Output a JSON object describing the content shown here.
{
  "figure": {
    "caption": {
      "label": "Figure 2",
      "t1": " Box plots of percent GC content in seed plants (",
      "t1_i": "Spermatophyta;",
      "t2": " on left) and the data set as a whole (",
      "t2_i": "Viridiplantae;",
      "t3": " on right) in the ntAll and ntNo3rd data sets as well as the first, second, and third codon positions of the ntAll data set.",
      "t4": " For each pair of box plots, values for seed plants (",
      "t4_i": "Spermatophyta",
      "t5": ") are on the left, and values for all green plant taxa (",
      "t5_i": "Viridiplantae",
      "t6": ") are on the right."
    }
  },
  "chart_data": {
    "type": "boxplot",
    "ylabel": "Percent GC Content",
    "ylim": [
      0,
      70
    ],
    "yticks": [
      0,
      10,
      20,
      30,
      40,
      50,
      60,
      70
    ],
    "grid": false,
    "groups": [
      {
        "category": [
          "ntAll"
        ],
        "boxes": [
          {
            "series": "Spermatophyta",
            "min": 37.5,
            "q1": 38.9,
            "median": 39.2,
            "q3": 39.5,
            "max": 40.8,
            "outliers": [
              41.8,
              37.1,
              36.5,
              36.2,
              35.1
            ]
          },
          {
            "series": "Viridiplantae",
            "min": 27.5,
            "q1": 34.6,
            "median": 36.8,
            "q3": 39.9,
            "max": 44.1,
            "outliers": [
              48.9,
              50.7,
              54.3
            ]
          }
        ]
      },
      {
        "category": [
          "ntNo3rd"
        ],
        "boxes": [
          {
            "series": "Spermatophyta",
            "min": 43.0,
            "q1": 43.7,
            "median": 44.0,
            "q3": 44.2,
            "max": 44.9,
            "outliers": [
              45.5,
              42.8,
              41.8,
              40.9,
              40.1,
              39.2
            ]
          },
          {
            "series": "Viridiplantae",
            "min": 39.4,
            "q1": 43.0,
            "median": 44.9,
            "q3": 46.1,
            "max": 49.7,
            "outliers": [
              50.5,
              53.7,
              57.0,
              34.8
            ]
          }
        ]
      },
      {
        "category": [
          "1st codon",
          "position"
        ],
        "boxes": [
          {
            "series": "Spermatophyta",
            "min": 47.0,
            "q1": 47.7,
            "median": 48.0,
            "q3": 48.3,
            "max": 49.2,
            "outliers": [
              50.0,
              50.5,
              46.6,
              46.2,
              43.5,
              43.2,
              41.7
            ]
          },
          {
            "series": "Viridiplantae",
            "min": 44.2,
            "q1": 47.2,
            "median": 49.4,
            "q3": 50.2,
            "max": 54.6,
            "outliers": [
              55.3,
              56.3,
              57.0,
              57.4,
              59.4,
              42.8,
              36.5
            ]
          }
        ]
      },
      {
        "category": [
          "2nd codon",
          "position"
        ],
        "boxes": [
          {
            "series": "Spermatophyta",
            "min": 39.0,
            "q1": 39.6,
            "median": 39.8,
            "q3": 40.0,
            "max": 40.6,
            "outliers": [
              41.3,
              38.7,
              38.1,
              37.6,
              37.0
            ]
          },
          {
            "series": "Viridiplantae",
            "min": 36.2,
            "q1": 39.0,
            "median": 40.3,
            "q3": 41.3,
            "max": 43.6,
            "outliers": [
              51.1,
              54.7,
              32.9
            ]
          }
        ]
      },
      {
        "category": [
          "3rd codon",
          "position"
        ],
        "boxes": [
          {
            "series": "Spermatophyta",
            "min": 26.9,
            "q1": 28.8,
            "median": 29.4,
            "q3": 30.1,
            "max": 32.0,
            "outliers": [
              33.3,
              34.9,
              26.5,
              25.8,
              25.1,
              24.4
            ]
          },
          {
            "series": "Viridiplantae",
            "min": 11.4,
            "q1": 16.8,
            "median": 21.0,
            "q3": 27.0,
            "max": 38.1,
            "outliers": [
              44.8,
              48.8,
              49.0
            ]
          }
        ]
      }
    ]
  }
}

== == ==

- **REQUIREMENTS**
Read the lines above. Gather those in which the string "codon" is found.

- **TASK ANSWER**
      "t3": " on right) in the ntAll and ntNo3rd data sets as well as the first, second, and third codon positions of the ntAll data set.",
          "1st codon",
          "2nd codon",
          "3rd codon",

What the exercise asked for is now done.